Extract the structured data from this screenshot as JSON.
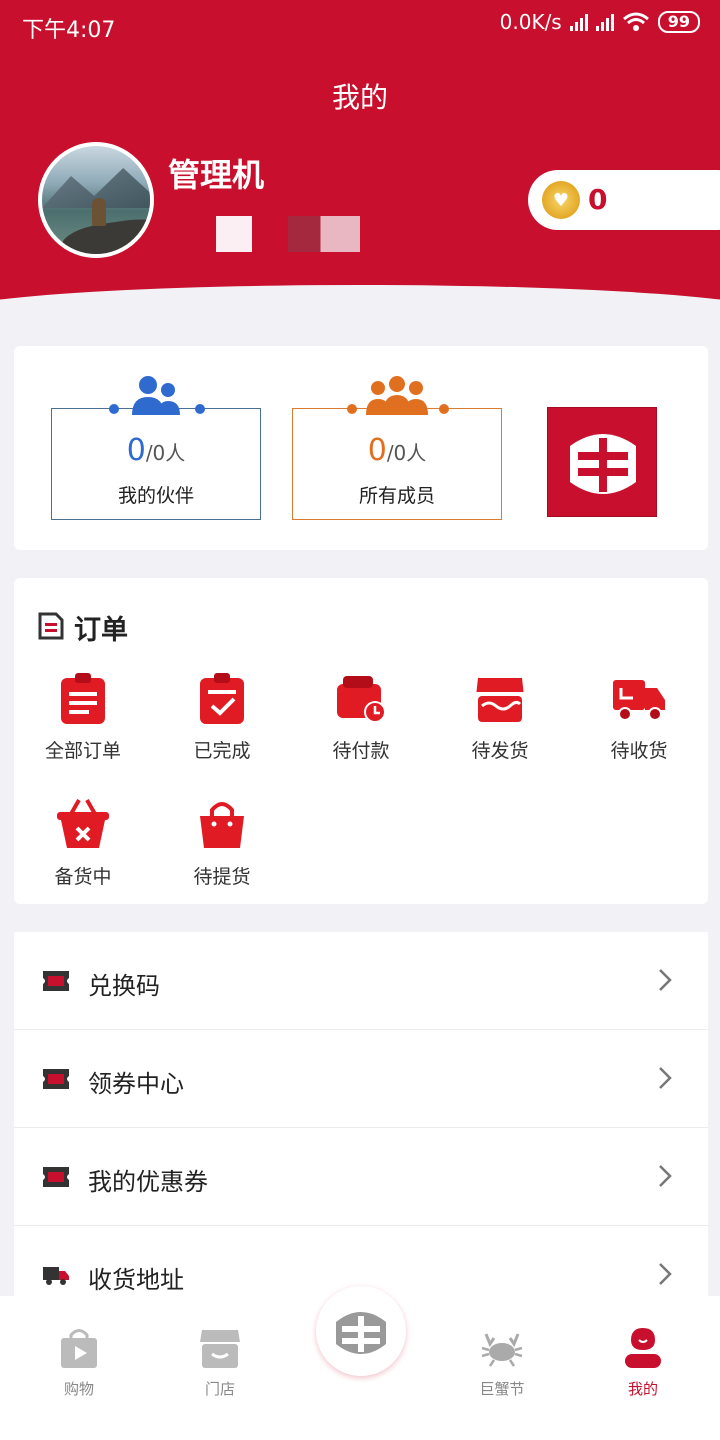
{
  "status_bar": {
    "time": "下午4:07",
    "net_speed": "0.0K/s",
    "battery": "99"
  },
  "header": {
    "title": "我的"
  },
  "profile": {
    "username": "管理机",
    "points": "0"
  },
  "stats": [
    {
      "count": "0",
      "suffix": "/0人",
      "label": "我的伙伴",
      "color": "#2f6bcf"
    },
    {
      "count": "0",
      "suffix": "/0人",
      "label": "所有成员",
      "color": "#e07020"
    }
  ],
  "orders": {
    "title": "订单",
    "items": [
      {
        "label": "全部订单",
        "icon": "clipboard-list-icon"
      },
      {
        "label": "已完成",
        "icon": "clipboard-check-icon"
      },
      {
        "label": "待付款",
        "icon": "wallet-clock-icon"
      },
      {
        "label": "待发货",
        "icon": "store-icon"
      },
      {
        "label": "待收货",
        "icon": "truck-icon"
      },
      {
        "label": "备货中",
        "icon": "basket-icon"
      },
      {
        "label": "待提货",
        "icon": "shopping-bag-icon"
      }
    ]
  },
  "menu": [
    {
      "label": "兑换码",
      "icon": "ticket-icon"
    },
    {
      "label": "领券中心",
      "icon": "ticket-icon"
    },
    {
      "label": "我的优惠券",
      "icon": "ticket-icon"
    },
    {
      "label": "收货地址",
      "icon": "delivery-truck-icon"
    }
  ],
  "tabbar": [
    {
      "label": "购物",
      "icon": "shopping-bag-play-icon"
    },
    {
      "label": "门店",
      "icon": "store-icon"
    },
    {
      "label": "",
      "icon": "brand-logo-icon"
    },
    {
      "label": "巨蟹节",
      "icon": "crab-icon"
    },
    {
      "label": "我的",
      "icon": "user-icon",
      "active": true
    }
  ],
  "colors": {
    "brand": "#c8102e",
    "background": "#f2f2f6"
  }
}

------------------------

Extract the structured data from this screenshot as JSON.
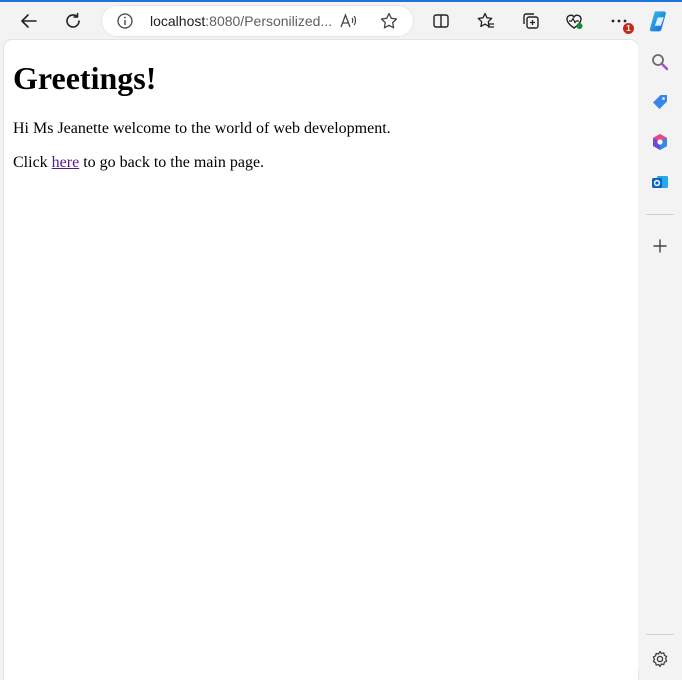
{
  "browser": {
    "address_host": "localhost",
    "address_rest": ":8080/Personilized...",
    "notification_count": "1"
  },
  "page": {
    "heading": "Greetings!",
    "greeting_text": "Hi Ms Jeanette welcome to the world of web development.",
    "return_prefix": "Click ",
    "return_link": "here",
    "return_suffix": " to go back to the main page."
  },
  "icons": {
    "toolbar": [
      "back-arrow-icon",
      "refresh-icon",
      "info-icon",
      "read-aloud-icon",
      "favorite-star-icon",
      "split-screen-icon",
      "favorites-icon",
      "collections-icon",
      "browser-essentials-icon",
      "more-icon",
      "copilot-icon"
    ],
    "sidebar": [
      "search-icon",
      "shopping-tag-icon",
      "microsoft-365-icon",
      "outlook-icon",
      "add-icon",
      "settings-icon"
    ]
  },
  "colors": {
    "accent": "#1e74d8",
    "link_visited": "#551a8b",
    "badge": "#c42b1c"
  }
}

------------------------

#### Instructions to follow:
Among these entries, how many lines include the string "shopping"? Reply with the number by itself.

#### Final answer:
3